*TASK GOAL*. Wherever the word "GOLD" appears in a line, extract that line.

Rows from a dataset:
◆ ◆ ◆ ◆ ◆
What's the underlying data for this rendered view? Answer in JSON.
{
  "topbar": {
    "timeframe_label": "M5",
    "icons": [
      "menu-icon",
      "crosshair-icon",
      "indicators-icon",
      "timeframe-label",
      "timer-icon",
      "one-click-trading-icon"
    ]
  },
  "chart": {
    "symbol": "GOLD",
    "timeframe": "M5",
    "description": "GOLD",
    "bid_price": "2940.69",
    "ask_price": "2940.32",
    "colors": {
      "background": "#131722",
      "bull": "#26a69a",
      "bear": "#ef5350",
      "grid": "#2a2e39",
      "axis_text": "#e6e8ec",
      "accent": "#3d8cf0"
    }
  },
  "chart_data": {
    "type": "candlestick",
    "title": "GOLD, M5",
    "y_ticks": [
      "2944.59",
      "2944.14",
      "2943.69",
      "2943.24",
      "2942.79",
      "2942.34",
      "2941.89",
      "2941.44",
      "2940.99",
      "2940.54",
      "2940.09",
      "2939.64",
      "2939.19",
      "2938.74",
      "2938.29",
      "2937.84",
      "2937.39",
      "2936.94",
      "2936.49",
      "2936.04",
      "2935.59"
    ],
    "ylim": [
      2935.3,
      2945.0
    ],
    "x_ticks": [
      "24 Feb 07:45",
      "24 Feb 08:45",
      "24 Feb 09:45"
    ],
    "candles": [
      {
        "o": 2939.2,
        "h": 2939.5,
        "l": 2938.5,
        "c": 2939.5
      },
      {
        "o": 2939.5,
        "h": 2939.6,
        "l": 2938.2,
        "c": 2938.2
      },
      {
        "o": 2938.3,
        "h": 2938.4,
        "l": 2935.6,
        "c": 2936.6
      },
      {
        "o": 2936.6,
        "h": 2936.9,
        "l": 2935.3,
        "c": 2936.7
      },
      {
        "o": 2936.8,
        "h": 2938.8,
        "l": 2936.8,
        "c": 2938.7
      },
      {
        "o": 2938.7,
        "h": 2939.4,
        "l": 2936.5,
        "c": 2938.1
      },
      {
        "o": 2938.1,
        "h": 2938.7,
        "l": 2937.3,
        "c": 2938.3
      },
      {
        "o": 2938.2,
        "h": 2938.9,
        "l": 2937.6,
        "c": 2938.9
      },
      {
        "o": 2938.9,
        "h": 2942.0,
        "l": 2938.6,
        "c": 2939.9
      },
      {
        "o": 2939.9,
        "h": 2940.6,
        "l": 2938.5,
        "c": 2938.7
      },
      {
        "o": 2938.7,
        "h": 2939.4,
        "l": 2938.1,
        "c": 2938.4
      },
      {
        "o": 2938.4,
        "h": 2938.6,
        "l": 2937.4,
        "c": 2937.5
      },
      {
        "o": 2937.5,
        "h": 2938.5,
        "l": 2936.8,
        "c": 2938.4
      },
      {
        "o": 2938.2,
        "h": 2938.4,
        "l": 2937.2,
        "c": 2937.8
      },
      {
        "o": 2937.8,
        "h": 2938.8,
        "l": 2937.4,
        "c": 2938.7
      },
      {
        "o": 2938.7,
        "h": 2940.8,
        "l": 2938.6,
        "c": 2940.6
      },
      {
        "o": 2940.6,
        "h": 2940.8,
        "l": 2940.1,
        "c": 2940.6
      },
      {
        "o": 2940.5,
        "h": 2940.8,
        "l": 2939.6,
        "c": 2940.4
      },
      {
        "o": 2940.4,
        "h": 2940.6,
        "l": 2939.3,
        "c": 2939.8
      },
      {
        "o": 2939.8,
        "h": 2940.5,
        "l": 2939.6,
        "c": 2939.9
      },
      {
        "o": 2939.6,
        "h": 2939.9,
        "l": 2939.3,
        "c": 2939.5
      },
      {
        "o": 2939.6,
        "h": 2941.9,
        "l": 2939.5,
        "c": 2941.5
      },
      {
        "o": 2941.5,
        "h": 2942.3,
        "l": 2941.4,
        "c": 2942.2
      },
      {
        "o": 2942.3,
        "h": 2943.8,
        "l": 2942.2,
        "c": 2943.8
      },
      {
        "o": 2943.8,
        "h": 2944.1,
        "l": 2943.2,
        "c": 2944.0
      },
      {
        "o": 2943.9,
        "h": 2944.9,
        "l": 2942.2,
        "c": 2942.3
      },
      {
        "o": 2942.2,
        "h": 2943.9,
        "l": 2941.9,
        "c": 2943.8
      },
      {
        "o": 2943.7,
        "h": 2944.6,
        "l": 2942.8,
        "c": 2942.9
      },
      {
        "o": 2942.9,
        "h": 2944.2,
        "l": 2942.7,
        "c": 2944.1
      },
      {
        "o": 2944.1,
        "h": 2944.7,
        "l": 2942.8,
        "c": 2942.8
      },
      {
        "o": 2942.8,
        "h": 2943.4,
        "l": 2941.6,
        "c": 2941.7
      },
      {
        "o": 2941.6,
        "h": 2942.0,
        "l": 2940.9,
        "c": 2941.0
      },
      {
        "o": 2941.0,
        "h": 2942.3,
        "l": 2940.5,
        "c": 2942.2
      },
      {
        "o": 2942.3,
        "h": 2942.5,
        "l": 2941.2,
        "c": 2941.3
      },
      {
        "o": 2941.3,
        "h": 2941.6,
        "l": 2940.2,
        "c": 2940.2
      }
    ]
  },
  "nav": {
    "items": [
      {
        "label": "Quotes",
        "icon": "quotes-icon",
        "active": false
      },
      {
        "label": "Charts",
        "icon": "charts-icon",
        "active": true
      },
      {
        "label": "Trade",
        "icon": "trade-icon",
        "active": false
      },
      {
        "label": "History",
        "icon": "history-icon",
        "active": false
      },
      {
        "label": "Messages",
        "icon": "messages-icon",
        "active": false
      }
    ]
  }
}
◆ ◆ ◆ ◆ ◆
*RESULT OF THIS TASK*.
    "symbol": "GOLD",
    "description": "GOLD",
    "title": "GOLD, M5",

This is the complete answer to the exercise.